**What is expected:**
Set out the items as a numbered list, starting at the first line and ending at the line that contains "create-folder-icon [27, 343, 51, 367]", leaving out any blank lines.

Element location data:
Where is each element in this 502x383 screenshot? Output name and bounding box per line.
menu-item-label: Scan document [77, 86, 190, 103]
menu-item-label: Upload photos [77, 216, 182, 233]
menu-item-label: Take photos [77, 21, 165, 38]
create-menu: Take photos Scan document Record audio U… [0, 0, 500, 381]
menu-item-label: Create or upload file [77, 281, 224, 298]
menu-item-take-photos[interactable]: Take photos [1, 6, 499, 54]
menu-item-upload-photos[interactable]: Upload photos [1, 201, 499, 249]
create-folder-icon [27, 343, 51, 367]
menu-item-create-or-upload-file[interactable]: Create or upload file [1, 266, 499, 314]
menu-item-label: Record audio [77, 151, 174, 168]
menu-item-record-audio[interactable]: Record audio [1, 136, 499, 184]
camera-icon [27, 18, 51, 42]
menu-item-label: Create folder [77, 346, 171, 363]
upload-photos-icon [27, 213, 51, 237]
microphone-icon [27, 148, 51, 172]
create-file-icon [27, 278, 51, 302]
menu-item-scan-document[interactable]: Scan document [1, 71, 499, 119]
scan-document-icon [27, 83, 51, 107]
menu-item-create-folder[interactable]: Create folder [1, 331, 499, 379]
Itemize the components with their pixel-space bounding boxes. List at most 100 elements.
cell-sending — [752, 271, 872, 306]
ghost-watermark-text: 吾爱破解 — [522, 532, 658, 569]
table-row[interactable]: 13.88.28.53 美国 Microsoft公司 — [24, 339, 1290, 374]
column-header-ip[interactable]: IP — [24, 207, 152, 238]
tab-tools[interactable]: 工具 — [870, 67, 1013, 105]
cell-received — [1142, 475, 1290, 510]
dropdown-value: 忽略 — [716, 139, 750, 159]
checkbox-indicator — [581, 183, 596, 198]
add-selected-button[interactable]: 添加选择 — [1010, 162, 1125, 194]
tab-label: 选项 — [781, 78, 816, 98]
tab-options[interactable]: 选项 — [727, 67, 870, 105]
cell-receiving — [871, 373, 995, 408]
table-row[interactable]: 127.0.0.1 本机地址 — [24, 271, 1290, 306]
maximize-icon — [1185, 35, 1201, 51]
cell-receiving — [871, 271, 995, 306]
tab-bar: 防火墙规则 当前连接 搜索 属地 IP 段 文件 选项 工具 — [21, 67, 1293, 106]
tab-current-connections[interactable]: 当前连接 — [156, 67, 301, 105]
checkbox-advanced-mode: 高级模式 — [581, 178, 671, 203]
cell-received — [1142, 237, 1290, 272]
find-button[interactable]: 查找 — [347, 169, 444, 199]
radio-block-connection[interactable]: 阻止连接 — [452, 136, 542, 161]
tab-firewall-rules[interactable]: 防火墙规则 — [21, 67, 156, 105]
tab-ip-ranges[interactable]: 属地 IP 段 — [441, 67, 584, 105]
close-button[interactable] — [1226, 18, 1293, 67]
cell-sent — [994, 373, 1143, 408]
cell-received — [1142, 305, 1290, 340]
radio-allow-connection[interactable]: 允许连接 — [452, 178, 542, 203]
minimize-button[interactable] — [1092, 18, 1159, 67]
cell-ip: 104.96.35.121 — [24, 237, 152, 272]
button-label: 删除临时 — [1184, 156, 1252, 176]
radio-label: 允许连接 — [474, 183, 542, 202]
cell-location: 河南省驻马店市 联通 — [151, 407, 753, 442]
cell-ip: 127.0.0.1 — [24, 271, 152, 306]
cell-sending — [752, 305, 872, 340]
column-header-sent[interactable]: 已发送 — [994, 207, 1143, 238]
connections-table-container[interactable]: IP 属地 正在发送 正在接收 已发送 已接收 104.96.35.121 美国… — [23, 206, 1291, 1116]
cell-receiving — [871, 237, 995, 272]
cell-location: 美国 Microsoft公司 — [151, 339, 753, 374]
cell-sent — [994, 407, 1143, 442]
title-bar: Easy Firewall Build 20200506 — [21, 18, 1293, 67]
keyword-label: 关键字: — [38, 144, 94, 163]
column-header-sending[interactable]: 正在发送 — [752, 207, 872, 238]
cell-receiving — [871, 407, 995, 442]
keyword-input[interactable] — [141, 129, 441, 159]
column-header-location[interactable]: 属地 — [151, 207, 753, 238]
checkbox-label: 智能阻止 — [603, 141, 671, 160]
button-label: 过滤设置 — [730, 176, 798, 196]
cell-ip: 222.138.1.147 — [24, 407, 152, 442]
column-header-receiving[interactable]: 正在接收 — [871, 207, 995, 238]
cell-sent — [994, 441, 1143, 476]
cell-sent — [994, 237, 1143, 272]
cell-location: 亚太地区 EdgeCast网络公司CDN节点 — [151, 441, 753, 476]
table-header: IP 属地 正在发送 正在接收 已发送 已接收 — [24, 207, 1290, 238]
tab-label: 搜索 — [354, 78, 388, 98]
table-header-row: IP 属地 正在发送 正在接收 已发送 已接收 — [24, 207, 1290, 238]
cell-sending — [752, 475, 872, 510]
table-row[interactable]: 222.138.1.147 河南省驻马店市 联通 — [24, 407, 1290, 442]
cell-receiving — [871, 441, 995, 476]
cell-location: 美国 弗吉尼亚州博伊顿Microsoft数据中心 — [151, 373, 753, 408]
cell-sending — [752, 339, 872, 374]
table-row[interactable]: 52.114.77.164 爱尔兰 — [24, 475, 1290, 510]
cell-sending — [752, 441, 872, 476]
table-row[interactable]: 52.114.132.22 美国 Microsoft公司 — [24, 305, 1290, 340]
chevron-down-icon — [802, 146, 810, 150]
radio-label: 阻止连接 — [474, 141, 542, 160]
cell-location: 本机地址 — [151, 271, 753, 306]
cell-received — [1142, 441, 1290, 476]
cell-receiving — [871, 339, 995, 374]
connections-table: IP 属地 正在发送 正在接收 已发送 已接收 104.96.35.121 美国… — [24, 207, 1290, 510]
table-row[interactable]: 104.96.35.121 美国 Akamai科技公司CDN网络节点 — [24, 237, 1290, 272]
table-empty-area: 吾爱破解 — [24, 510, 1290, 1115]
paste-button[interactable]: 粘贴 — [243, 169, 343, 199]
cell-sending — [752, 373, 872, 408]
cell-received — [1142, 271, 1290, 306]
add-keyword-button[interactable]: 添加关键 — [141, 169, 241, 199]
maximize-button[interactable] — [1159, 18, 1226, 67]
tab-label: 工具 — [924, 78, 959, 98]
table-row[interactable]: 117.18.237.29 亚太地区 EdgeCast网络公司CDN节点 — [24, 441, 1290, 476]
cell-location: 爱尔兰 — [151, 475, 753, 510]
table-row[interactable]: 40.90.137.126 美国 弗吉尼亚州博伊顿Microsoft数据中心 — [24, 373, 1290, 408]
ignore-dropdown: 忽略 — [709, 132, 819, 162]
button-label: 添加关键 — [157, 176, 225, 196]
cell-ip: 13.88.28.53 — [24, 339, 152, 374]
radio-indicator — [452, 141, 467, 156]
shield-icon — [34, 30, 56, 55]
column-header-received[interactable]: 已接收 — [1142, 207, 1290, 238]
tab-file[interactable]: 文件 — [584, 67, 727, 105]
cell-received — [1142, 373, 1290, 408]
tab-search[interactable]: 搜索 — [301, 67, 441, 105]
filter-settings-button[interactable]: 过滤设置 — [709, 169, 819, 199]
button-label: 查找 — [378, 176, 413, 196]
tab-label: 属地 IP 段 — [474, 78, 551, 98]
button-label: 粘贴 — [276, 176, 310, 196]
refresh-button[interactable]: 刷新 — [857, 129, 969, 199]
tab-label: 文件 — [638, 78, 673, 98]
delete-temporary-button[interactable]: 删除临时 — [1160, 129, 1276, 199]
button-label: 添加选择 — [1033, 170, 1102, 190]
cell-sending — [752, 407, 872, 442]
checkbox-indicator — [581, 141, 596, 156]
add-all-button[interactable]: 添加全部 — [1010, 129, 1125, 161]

**The answer:**
1. Where is each element in this 502x383 screenshot? Output name and bounding box per line.
2. menu-item-label: Scan document [77, 86, 190, 103]
3. menu-item-label: Upload photos [77, 216, 182, 233]
4. menu-item-label: Take photos [77, 21, 165, 38]
5. create-menu: Take photos Scan document Record audio U… [0, 0, 500, 381]
6. menu-item-label: Create or upload file [77, 281, 224, 298]
7. menu-item-take-photos[interactable]: Take photos [1, 6, 499, 54]
8. menu-item-upload-photos[interactable]: Upload photos [1, 201, 499, 249]
9. create-folder-icon [27, 343, 51, 367]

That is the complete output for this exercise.